What this task involves - Each line below should be quoted exactly, please.

[Start Data entries]

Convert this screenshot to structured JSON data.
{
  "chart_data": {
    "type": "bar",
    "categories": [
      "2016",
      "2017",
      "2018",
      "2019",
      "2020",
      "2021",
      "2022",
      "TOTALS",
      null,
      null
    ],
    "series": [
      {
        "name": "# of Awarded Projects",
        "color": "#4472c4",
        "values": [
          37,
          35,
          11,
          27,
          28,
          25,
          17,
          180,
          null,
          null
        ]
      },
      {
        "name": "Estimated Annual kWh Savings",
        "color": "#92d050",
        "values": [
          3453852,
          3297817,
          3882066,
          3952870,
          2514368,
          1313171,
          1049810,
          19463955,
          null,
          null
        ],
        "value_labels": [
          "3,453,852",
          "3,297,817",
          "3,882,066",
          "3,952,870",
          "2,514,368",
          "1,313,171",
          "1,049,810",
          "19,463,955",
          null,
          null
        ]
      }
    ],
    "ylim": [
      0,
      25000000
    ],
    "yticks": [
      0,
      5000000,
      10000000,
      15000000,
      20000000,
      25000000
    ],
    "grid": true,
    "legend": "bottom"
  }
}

[End Data entries]

Output for this exercise -
Convert this screenshot to structured JSON data.
{
  "chart_data": {
    "type": "bar",
    "categories": [
      "2016",
      "2017",
      "2018",
      "2019",
      "2020",
      "2021",
      "2022",
      "TOTALS",
      null,
      null
    ],
    "series": [
      {
        "name": "# of Awarded Projects",
        "color": "#4472c4",
        "values": [
          37,
          35,
          11,
          27,
          28,
          25,
          17,
          180,
          null,
          null
        ]
      },
      {
        "name": "Estimated Annual kWh Savings",
        "color": "#92d050",
        "values": [
          3453852,
          3297817,
          3882066,
          3952870,
          2514368,
          1313171,
          1049810,
          19463955,
          null,
          null
        ],
        "value_labels": [
          "3,453,852",
          "3,297,817",
          "3,882,066",
          "3,952,870",
          "2,514,368",
          "1,313,171",
          "1,049,810",
          "19,463,955",
          null,
          null
        ]
      }
    ],
    "ylim": [
      0,
      25000000
    ],
    "yticks": [
      0,
      5000000,
      10000000,
      15000000,
      20000000,
      25000000
    ],
    "grid": true,
    "legend": "bottom"
  }
}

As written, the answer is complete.